STATED GOAL |
Only a number is wanted: how many lines of the entries include the string "courses"?

─── DATA IN THIS EXERCISE

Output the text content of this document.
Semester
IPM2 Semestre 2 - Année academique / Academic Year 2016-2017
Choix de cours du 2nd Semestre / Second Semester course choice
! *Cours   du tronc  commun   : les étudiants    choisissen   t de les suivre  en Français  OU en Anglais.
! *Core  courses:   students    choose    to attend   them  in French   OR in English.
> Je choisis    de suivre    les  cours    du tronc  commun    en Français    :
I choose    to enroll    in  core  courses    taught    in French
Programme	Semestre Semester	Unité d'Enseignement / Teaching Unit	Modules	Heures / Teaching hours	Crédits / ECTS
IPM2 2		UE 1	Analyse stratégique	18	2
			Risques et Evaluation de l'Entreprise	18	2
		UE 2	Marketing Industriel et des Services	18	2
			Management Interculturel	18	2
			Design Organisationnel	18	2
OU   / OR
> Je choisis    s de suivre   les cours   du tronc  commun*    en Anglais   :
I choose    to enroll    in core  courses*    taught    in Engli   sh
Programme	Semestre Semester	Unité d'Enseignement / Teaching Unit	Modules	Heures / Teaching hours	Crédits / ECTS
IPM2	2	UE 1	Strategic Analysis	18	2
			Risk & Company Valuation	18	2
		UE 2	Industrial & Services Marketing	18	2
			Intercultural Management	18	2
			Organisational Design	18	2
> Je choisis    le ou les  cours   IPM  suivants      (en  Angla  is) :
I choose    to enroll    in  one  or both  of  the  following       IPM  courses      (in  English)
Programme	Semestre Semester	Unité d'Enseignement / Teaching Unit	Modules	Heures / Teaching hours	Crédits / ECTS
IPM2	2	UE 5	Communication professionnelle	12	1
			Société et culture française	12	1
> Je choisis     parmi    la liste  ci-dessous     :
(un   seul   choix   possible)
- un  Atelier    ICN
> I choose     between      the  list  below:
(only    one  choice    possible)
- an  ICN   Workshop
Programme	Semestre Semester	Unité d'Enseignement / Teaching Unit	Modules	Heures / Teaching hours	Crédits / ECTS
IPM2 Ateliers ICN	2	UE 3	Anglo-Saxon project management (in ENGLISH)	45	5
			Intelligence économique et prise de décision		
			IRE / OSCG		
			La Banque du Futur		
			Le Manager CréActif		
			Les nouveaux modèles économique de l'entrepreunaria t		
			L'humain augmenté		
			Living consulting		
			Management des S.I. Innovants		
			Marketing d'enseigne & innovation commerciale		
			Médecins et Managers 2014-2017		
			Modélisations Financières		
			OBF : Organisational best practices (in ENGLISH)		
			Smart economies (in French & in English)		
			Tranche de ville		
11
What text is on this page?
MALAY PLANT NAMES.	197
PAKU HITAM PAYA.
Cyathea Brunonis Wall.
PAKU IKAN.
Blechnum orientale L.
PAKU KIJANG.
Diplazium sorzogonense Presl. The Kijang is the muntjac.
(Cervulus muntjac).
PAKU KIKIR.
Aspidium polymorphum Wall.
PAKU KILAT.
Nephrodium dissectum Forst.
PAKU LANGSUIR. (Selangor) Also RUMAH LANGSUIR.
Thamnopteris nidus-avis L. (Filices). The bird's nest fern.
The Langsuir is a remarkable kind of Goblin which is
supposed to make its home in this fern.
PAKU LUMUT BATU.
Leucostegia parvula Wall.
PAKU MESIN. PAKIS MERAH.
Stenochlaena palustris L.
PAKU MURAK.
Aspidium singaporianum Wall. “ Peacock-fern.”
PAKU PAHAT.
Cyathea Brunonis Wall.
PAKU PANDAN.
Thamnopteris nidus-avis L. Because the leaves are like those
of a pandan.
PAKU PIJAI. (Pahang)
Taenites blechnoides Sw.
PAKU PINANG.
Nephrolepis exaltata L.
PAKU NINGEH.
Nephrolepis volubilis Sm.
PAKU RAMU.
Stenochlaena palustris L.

──────

FINAL RESULT |
4